#### [What you need to do]
Make an exact copy of the entries below.

※

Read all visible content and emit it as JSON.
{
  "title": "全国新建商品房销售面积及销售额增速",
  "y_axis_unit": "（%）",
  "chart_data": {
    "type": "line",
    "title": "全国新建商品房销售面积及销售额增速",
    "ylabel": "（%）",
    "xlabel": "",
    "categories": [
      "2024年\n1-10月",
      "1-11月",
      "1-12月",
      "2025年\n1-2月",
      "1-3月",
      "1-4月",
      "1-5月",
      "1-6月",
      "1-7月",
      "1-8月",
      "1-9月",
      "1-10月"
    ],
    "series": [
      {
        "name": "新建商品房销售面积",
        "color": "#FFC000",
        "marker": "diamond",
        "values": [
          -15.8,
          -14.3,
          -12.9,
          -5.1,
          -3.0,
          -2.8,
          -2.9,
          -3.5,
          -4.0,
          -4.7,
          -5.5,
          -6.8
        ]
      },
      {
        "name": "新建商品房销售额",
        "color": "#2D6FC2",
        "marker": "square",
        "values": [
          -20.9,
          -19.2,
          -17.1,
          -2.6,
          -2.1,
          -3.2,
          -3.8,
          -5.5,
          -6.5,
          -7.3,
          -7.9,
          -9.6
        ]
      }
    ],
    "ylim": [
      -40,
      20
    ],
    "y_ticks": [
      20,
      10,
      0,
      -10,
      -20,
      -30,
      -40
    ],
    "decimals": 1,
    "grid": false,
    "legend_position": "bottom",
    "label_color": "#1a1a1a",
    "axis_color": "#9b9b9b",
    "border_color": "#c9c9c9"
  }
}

※

#### [Written response]
Read all visible content and emit it as JSON.
{
  "title": "全国新建商品房销售面积及销售额增速",
  "y_axis_unit": "（%）",
  "chart_data": {
    "type": "line",
    "title": "全国新建商品房销售面积及销售额增速",
    "ylabel": "（%）",
    "xlabel": "",
    "categories": [
      "2024年\n1-10月",
      "1-11月",
      "1-12月",
      "2025年\n1-2月",
      "1-3月",
      "1-4月",
      "1-5月",
      "1-6月",
      "1-7月",
      "1-8月",
      "1-9月",
      "1-10月"
    ],
    "series": [
      {
        "name": "新建商品房销售面积",
        "color": "#FFC000",
        "marker": "diamond",
        "values": [
          -15.8,
          -14.3,
          -12.9,
          -5.1,
          -3.0,
          -2.8,
          -2.9,
          -3.5,
          -4.0,
          -4.7,
          -5.5,
          -6.8
        ]
      },
      {
        "name": "新建商品房销售额",
        "color": "#2D6FC2",
        "marker": "square",
        "values": [
          -20.9,
          -19.2,
          -17.1,
          -2.6,
          -2.1,
          -3.2,
          -3.8,
          -5.5,
          -6.5,
          -7.3,
          -7.9,
          -9.6
        ]
      }
    ],
    "ylim": [
      -40,
      20
    ],
    "y_ticks": [
      20,
      10,
      0,
      -10,
      -20,
      -30,
      -40
    ],
    "decimals": 1,
    "grid": false,
    "legend_position": "bottom",
    "label_color": "#1a1a1a",
    "axis_color": "#9b9b9b",
    "border_color": "#c9c9c9"
  }
}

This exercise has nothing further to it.